#### WHAT IS REQUIRED:
Single out the lines that include the word "Velocity". Copy them.

Dataset listings of figures:
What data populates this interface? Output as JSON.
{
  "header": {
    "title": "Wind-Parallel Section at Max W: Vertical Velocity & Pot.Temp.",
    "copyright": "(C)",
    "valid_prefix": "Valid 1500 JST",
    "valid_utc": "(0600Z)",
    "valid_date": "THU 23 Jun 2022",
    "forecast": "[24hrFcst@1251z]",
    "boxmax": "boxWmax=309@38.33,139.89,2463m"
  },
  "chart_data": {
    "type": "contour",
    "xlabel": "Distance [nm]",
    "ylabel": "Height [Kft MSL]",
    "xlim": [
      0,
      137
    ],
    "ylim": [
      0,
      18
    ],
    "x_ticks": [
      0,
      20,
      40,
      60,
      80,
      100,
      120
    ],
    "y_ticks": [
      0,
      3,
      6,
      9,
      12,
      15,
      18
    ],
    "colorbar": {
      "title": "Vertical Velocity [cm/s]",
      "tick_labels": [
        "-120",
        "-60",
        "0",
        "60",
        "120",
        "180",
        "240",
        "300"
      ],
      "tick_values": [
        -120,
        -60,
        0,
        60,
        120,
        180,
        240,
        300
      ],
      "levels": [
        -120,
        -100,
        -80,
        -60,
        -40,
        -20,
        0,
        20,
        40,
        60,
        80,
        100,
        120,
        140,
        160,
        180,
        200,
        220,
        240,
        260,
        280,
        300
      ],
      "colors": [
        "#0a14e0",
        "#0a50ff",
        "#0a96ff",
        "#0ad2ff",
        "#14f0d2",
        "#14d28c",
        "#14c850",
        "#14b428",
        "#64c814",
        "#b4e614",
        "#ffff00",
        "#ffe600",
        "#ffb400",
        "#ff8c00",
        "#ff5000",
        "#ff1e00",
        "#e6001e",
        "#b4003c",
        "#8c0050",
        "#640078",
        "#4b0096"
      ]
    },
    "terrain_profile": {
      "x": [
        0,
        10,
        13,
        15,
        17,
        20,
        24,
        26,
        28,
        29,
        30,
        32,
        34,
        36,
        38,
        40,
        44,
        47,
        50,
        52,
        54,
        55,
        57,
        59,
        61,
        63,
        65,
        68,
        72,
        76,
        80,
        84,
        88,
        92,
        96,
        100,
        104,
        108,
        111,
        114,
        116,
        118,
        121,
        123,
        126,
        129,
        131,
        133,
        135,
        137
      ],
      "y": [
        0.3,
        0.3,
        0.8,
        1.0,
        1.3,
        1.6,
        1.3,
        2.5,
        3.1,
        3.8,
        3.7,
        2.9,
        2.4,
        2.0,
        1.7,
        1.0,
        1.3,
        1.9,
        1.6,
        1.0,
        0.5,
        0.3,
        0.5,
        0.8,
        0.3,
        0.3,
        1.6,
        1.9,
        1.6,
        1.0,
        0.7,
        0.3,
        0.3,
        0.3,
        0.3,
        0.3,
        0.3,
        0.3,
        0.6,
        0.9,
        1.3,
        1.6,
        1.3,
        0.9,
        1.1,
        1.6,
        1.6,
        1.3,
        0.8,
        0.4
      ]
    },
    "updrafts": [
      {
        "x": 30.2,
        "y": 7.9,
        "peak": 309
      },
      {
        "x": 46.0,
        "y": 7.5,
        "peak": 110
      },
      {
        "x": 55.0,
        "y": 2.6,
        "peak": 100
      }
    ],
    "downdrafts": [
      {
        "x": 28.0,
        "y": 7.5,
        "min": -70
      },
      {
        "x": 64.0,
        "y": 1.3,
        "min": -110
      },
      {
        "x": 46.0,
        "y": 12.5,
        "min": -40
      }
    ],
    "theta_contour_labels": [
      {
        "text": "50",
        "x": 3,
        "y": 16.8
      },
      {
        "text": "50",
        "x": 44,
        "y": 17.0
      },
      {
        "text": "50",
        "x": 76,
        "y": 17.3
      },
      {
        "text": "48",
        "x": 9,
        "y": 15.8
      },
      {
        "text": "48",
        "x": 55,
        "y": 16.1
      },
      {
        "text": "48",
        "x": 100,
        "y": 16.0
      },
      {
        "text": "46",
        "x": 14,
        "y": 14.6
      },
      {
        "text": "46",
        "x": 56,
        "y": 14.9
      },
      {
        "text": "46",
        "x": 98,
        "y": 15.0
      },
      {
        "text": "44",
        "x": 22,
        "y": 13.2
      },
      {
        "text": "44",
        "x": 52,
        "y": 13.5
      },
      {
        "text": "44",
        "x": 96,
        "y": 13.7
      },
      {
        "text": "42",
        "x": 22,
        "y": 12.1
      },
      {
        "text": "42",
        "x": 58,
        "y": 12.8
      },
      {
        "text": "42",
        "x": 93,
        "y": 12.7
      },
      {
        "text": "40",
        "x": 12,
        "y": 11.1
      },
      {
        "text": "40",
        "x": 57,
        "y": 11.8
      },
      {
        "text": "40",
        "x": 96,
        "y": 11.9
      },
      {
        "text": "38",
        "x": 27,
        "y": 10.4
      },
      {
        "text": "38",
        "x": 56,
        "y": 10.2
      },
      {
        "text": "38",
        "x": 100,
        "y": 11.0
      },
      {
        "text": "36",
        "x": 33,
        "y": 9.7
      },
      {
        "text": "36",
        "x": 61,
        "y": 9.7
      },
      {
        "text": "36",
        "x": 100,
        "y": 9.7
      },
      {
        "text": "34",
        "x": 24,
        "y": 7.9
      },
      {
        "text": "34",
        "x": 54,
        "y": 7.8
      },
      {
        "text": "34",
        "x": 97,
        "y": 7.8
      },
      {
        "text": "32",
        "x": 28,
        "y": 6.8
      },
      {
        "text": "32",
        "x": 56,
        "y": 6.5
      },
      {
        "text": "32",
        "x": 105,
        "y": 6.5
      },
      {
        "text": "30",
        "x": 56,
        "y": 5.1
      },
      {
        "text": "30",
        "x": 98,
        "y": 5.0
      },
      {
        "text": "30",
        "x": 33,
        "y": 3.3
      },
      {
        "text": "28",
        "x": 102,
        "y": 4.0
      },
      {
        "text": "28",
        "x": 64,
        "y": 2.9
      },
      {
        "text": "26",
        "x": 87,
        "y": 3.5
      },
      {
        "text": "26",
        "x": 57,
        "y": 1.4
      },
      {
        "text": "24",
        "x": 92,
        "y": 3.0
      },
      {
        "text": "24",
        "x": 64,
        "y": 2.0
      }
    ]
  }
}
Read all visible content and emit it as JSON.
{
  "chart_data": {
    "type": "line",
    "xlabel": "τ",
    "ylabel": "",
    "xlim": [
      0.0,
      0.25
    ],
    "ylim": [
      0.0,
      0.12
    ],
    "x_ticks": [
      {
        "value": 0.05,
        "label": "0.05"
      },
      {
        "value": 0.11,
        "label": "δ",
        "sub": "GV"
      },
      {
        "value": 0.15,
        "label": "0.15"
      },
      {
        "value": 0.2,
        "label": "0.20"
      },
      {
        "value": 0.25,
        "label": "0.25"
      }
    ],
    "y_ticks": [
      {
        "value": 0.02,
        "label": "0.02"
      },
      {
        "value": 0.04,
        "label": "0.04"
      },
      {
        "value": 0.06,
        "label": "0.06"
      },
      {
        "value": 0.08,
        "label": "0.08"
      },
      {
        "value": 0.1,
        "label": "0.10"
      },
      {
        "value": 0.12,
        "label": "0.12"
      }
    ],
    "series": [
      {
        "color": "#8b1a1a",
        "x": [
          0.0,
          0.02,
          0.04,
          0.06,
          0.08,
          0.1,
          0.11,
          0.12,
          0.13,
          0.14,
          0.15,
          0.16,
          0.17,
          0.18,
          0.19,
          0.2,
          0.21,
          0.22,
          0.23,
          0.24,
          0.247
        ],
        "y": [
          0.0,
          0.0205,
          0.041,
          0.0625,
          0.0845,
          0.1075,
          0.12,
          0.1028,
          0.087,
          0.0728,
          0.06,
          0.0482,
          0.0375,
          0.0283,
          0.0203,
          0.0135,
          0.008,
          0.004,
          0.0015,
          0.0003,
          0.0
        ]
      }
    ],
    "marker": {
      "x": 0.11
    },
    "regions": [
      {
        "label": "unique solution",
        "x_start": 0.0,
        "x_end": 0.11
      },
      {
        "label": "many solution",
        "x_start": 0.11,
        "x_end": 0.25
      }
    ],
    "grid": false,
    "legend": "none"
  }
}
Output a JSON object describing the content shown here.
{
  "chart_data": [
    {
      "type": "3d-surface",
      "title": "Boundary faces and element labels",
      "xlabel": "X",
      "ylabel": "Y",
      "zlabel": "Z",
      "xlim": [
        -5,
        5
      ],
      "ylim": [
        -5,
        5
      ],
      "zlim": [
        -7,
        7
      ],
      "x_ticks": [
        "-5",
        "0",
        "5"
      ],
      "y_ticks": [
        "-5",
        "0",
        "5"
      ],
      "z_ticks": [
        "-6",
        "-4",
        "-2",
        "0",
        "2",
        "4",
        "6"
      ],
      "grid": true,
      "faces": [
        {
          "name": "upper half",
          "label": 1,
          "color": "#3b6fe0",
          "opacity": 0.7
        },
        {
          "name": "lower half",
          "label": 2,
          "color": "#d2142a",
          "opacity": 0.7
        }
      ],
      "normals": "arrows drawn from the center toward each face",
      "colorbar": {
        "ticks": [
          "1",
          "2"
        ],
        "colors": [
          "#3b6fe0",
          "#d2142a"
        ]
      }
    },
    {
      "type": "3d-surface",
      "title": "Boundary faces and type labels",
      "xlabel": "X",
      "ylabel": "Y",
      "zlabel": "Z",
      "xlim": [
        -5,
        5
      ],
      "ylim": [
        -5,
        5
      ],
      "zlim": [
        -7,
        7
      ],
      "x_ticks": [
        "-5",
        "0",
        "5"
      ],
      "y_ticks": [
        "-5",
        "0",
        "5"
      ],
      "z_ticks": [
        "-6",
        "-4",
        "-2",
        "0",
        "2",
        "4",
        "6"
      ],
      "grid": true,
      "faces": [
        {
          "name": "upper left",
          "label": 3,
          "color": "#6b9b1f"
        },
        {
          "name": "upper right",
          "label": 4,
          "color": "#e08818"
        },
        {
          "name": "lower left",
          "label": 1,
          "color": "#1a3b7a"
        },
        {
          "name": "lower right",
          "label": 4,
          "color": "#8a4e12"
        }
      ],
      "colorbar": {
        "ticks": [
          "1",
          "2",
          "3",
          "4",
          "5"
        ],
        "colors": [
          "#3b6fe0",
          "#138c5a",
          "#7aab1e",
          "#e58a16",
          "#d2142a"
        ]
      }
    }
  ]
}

#### ANSWER TO THIS PROBLEM:
    "title": "Wind-Parallel Section at Max W: Vertical Velocity & Pot.Temp.",
      "title": "Vertical Velocity [cm/s]",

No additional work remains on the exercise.